▸ **Exercise description**
Print the listing as it stands, omitting all images.
######
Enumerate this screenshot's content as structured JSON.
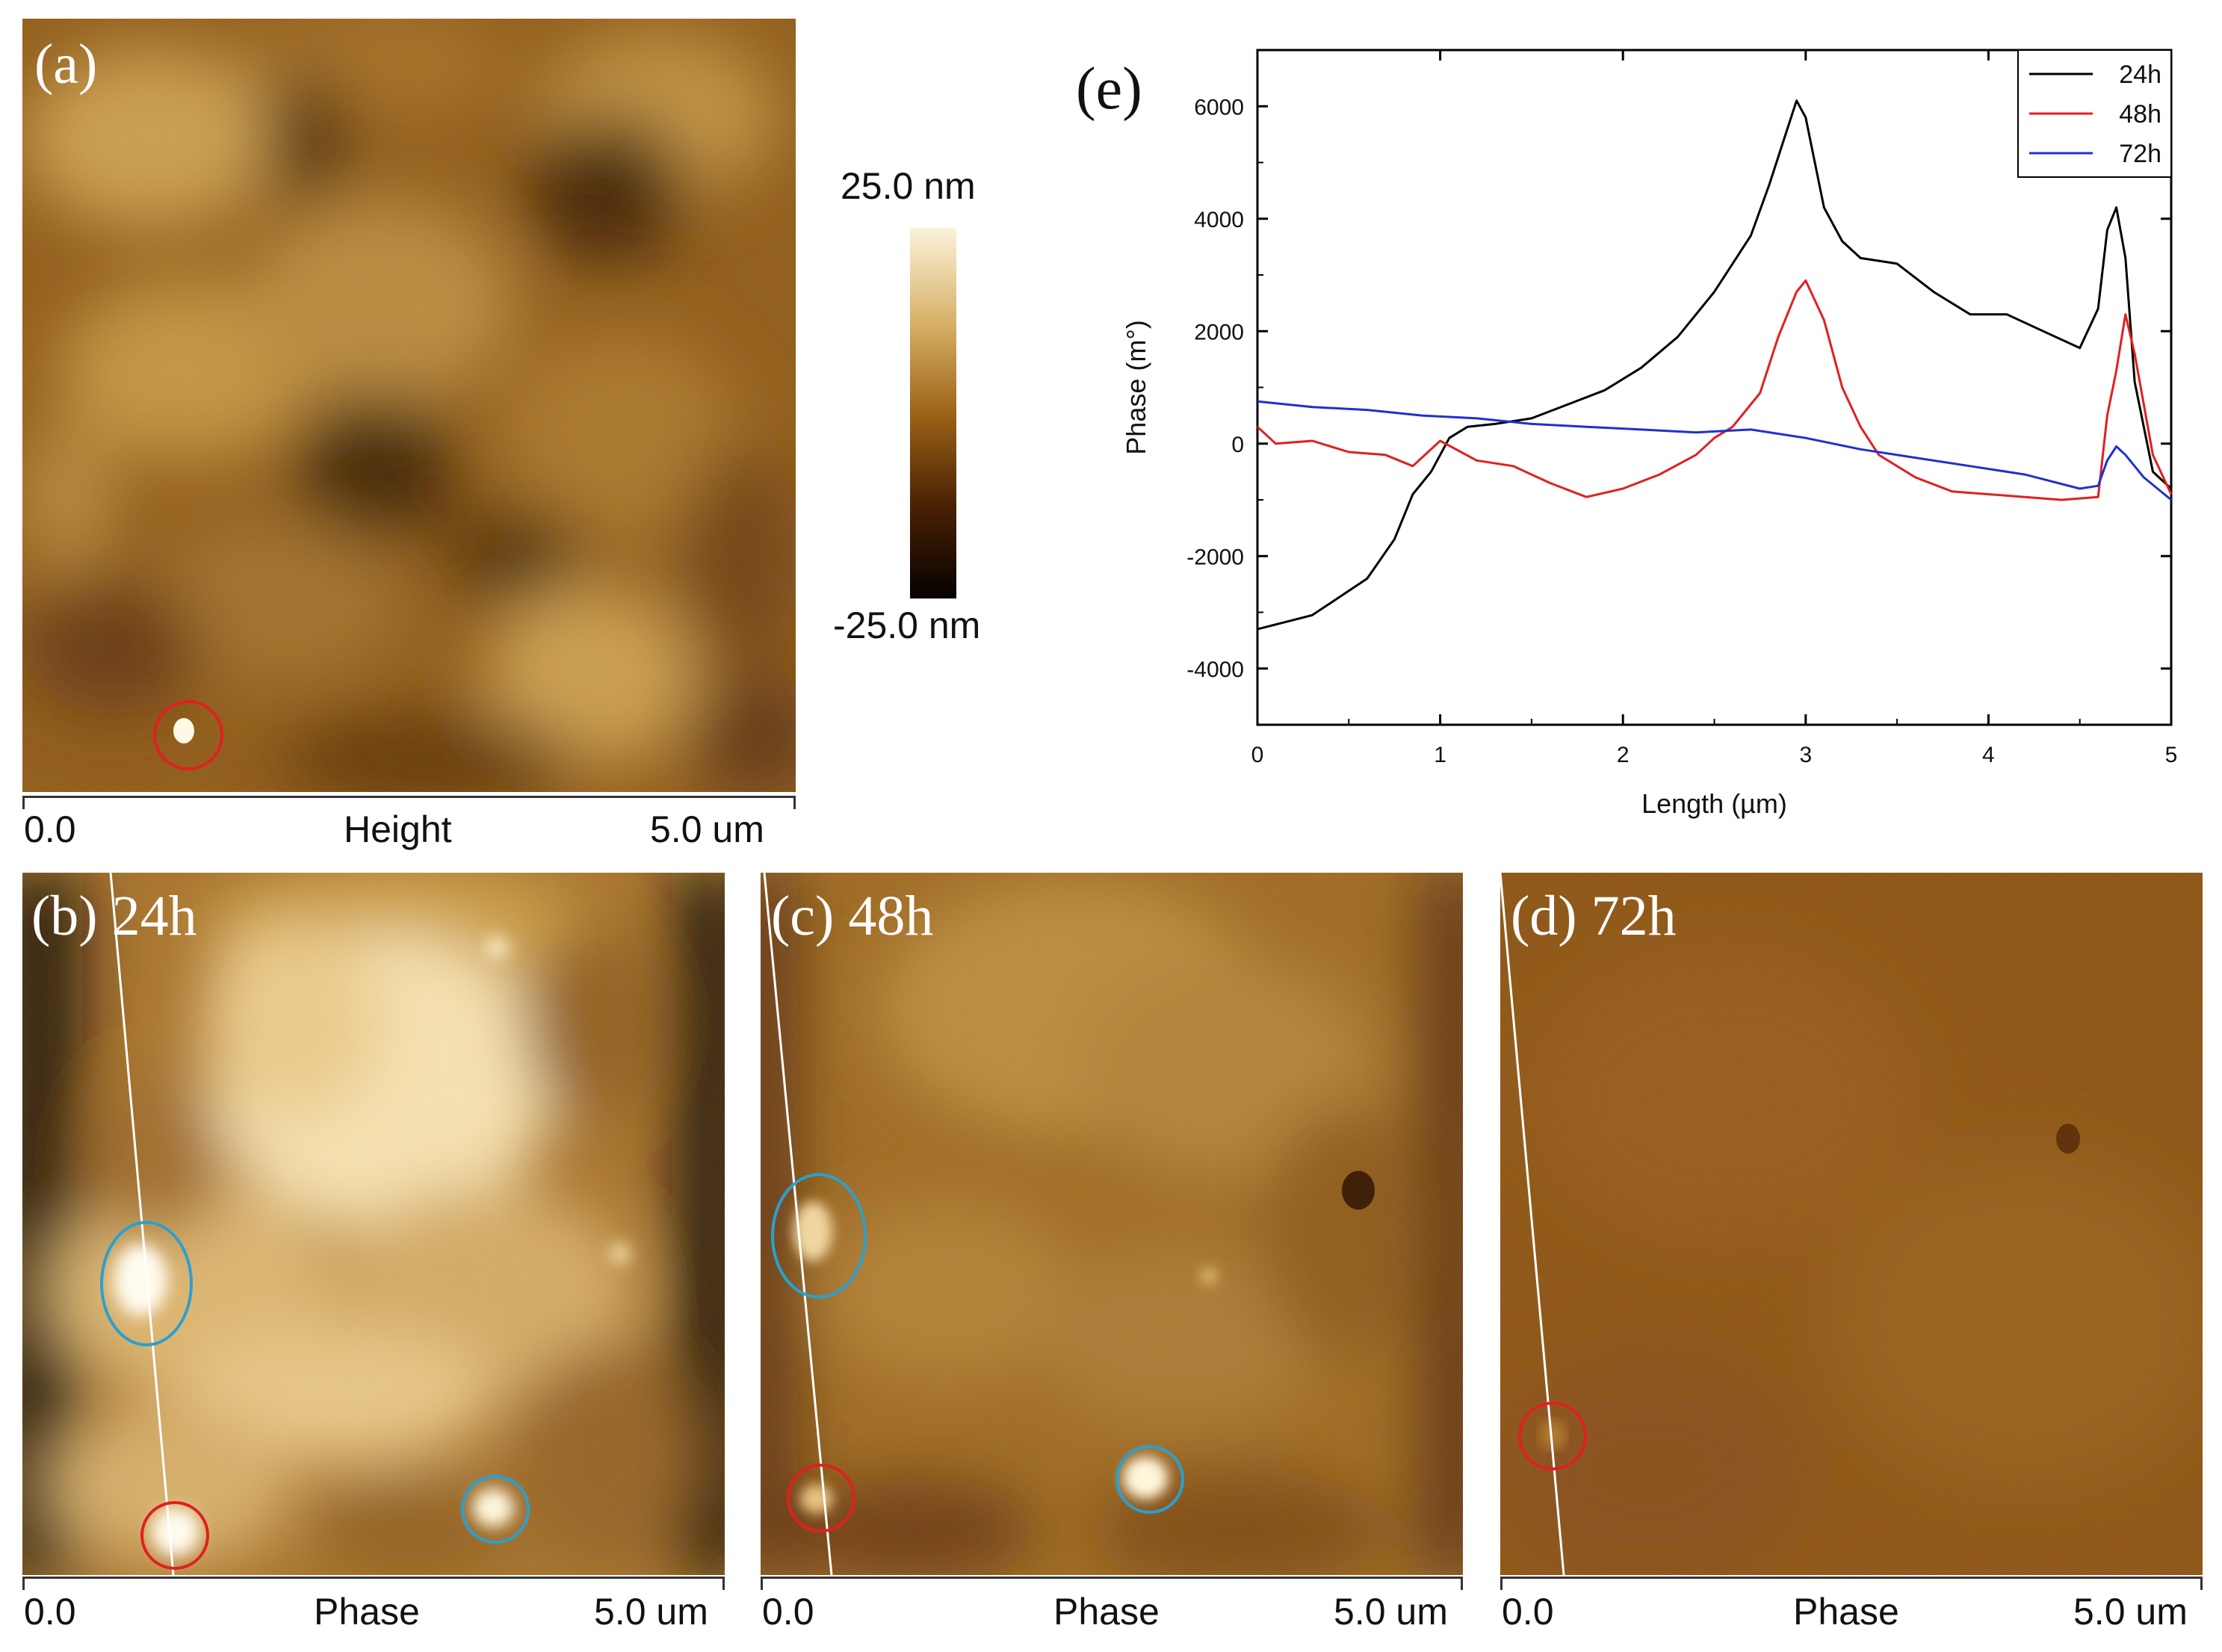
{
  "panel_a": {
    "label": "(a)",
    "axis_start": "0.0",
    "axis_title": "Height",
    "axis_end": "5.0 um"
  },
  "colorbar": {
    "max_label": "25.0 nm",
    "min_label": "-25.0 nm"
  },
  "panel_b": {
    "label": "(b) 24h",
    "axis_start": "0.0",
    "axis_title": "Phase",
    "axis_end": "5.0 um"
  },
  "panel_c": {
    "label": "(c) 48h",
    "axis_start": "0.0",
    "axis_title": "Phase",
    "axis_end": "5.0 um"
  },
  "panel_d": {
    "label": "(d) 72h",
    "axis_start": "0.0",
    "axis_title": "Phase",
    "axis_end": "5.0 um"
  },
  "colors": {
    "afm_dark": "#3a1c05",
    "afm_mid": "#a8701f",
    "afm_light": "#f4e2b4",
    "red_marker": "#e02020",
    "blue_marker": "#2aa0d0",
    "series_24h": "#000000",
    "series_48h": "#e02020",
    "series_72h": "#2030d0"
  },
  "chart_data": {
    "type": "line",
    "panel_label": "(e)",
    "title": "",
    "xlabel": "Length (µm)",
    "ylabel": "Phase (m°)",
    "xlim": [
      0,
      5
    ],
    "ylim": [
      -5000,
      7000
    ],
    "xticks": [
      "0",
      "1",
      "2",
      "3",
      "4",
      "5"
    ],
    "yticks": [
      "-4000",
      "-2000",
      "0",
      "2000",
      "4000",
      "6000"
    ],
    "legend_position": "top-right",
    "series": [
      {
        "name": "24h",
        "color": "#000000",
        "x": [
          0,
          0.3,
          0.6,
          0.75,
          0.85,
          0.95,
          1.05,
          1.15,
          1.3,
          1.5,
          1.7,
          1.9,
          2.1,
          2.3,
          2.5,
          2.7,
          2.8,
          2.9,
          2.95,
          3.0,
          3.1,
          3.2,
          3.3,
          3.5,
          3.7,
          3.9,
          4.1,
          4.3,
          4.5,
          4.6,
          4.65,
          4.7,
          4.75,
          4.8,
          4.9,
          5.0
        ],
        "y": [
          -3300,
          -3050,
          -2400,
          -1700,
          -900,
          -500,
          100,
          300,
          350,
          450,
          700,
          950,
          1350,
          1900,
          2700,
          3700,
          4600,
          5600,
          6100,
          5800,
          4200,
          3600,
          3300,
          3200,
          2700,
          2300,
          2300,
          2000,
          1700,
          2400,
          3800,
          4200,
          3300,
          1100,
          -500,
          -800
        ]
      },
      {
        "name": "48h",
        "color": "#e02020",
        "x": [
          0,
          0.1,
          0.3,
          0.5,
          0.7,
          0.85,
          1.0,
          1.2,
          1.4,
          1.6,
          1.8,
          2.0,
          2.2,
          2.4,
          2.5,
          2.6,
          2.75,
          2.85,
          2.95,
          3.0,
          3.1,
          3.2,
          3.3,
          3.4,
          3.6,
          3.8,
          4.0,
          4.2,
          4.4,
          4.6,
          4.65,
          4.7,
          4.75,
          4.8,
          4.9,
          5.0
        ],
        "y": [
          300,
          0,
          50,
          -150,
          -200,
          -400,
          50,
          -300,
          -400,
          -700,
          -950,
          -800,
          -550,
          -200,
          100,
          300,
          900,
          1900,
          2700,
          2900,
          2200,
          1000,
          300,
          -200,
          -600,
          -850,
          -900,
          -950,
          -1000,
          -950,
          500,
          1300,
          2300,
          1600,
          -200,
          -900
        ]
      },
      {
        "name": "72h",
        "color": "#2030d0",
        "x": [
          0,
          0.3,
          0.6,
          0.9,
          1.2,
          1.5,
          1.8,
          2.1,
          2.4,
          2.7,
          3.0,
          3.3,
          3.6,
          3.9,
          4.2,
          4.5,
          4.6,
          4.65,
          4.7,
          4.75,
          4.85,
          5.0
        ],
        "y": [
          750,
          650,
          600,
          500,
          450,
          350,
          300,
          250,
          200,
          250,
          100,
          -100,
          -250,
          -400,
          -550,
          -800,
          -750,
          -300,
          -50,
          -200,
          -600,
          -1000
        ]
      }
    ]
  }
}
######
▸ **Complete answer**
Enumerate this screenshot's content as structured JSON.
{
  "panel_a": {
    "label": "(a)",
    "axis_start": "0.0",
    "axis_title": "Height",
    "axis_end": "5.0 um"
  },
  "colorbar": {
    "max_label": "25.0 nm",
    "min_label": "-25.0 nm"
  },
  "panel_b": {
    "label": "(b) 24h",
    "axis_start": "0.0",
    "axis_title": "Phase",
    "axis_end": "5.0 um"
  },
  "panel_c": {
    "label": "(c) 48h",
    "axis_start": "0.0",
    "axis_title": "Phase",
    "axis_end": "5.0 um"
  },
  "panel_d": {
    "label": "(d) 72h",
    "axis_start": "0.0",
    "axis_title": "Phase",
    "axis_end": "5.0 um"
  },
  "colors": {
    "afm_dark": "#3a1c05",
    "afm_mid": "#a8701f",
    "afm_light": "#f4e2b4",
    "red_marker": "#e02020",
    "blue_marker": "#2aa0d0",
    "series_24h": "#000000",
    "series_48h": "#e02020",
    "series_72h": "#2030d0"
  },
  "chart_data": {
    "type": "line",
    "panel_label": "(e)",
    "title": "",
    "xlabel": "Length (µm)",
    "ylabel": "Phase (m°)",
    "xlim": [
      0,
      5
    ],
    "ylim": [
      -5000,
      7000
    ],
    "xticks": [
      "0",
      "1",
      "2",
      "3",
      "4",
      "5"
    ],
    "yticks": [
      "-4000",
      "-2000",
      "0",
      "2000",
      "4000",
      "6000"
    ],
    "legend_position": "top-right",
    "series": [
      {
        "name": "24h",
        "color": "#000000",
        "x": [
          0,
          0.3,
          0.6,
          0.75,
          0.85,
          0.95,
          1.05,
          1.15,
          1.3,
          1.5,
          1.7,
          1.9,
          2.1,
          2.3,
          2.5,
          2.7,
          2.8,
          2.9,
          2.95,
          3.0,
          3.1,
          3.2,
          3.3,
          3.5,
          3.7,
          3.9,
          4.1,
          4.3,
          4.5,
          4.6,
          4.65,
          4.7,
          4.75,
          4.8,
          4.9,
          5.0
        ],
        "y": [
          -3300,
          -3050,
          -2400,
          -1700,
          -900,
          -500,
          100,
          300,
          350,
          450,
          700,
          950,
          1350,
          1900,
          2700,
          3700,
          4600,
          5600,
          6100,
          5800,
          4200,
          3600,
          3300,
          3200,
          2700,
          2300,
          2300,
          2000,
          1700,
          2400,
          3800,
          4200,
          3300,
          1100,
          -500,
          -800
        ]
      },
      {
        "name": "48h",
        "color": "#e02020",
        "x": [
          0,
          0.1,
          0.3,
          0.5,
          0.7,
          0.85,
          1.0,
          1.2,
          1.4,
          1.6,
          1.8,
          2.0,
          2.2,
          2.4,
          2.5,
          2.6,
          2.75,
          2.85,
          2.95,
          3.0,
          3.1,
          3.2,
          3.3,
          3.4,
          3.6,
          3.8,
          4.0,
          4.2,
          4.4,
          4.6,
          4.65,
          4.7,
          4.75,
          4.8,
          4.9,
          5.0
        ],
        "y": [
          300,
          0,
          50,
          -150,
          -200,
          -400,
          50,
          -300,
          -400,
          -700,
          -950,
          -800,
          -550,
          -200,
          100,
          300,
          900,
          1900,
          2700,
          2900,
          2200,
          1000,
          300,
          -200,
          -600,
          -850,
          -900,
          -950,
          -1000,
          -950,
          500,
          1300,
          2300,
          1600,
          -200,
          -900
        ]
      },
      {
        "name": "72h",
        "color": "#2030d0",
        "x": [
          0,
          0.3,
          0.6,
          0.9,
          1.2,
          1.5,
          1.8,
          2.1,
          2.4,
          2.7,
          3.0,
          3.3,
          3.6,
          3.9,
          4.2,
          4.5,
          4.6,
          4.65,
          4.7,
          4.75,
          4.85,
          5.0
        ],
        "y": [
          750,
          650,
          600,
          500,
          450,
          350,
          300,
          250,
          200,
          250,
          100,
          -100,
          -250,
          -400,
          -550,
          -800,
          -750,
          -300,
          -50,
          -200,
          -600,
          -1000
        ]
      }
    ]
  }
}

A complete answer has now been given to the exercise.